**STATED GOAL**
Comb through the entries for "Area" and pull out each line that holds it.

+++ PROVIDED RECORDS +++

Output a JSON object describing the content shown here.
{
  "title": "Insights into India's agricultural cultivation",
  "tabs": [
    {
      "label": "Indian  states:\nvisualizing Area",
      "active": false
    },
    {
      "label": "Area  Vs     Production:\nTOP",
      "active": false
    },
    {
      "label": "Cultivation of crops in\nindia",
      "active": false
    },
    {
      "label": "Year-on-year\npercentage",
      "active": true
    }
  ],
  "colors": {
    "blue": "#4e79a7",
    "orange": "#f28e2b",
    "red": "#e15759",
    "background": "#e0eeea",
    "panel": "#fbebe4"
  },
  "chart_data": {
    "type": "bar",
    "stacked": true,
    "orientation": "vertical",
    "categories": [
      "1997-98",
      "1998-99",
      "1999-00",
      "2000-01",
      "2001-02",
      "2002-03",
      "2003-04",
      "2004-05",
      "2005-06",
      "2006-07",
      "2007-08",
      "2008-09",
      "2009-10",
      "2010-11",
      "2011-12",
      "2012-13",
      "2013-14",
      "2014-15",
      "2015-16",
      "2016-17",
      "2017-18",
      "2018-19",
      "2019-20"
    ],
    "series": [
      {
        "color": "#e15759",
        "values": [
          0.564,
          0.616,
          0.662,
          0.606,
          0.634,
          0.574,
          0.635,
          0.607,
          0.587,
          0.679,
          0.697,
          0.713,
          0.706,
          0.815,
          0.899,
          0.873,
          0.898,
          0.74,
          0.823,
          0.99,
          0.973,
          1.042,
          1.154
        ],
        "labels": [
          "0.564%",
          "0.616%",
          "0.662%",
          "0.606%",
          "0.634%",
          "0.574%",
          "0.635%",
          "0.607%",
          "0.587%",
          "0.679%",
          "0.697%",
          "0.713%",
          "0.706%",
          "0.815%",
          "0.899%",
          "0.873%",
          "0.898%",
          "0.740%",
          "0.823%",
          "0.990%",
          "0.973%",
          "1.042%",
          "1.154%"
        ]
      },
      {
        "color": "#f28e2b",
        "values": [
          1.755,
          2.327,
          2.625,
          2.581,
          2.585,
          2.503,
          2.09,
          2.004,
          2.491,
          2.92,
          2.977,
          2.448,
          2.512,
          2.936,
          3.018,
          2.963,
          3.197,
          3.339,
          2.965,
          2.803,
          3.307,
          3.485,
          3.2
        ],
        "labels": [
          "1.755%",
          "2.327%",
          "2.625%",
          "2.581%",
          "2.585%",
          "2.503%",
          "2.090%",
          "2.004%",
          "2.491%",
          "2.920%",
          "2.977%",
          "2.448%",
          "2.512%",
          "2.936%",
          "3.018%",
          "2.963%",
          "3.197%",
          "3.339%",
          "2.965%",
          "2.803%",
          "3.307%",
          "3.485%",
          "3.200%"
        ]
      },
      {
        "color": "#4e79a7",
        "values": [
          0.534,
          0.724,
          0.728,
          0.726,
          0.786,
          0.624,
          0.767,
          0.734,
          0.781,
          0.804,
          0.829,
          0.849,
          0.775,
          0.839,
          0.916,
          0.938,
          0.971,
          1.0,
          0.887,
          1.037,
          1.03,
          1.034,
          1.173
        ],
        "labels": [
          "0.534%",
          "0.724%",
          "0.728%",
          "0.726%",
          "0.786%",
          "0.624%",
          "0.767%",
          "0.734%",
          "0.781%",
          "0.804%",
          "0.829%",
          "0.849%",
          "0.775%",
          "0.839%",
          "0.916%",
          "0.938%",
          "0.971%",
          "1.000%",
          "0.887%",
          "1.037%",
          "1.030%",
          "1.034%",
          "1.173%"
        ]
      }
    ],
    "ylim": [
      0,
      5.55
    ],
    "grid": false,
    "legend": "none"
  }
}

+++

**RESULT FOR THIS EXERCISE**
      "label": "Indian  states:\nvisualizing Area",
      "label": "Area  Vs     Production:\nTOP",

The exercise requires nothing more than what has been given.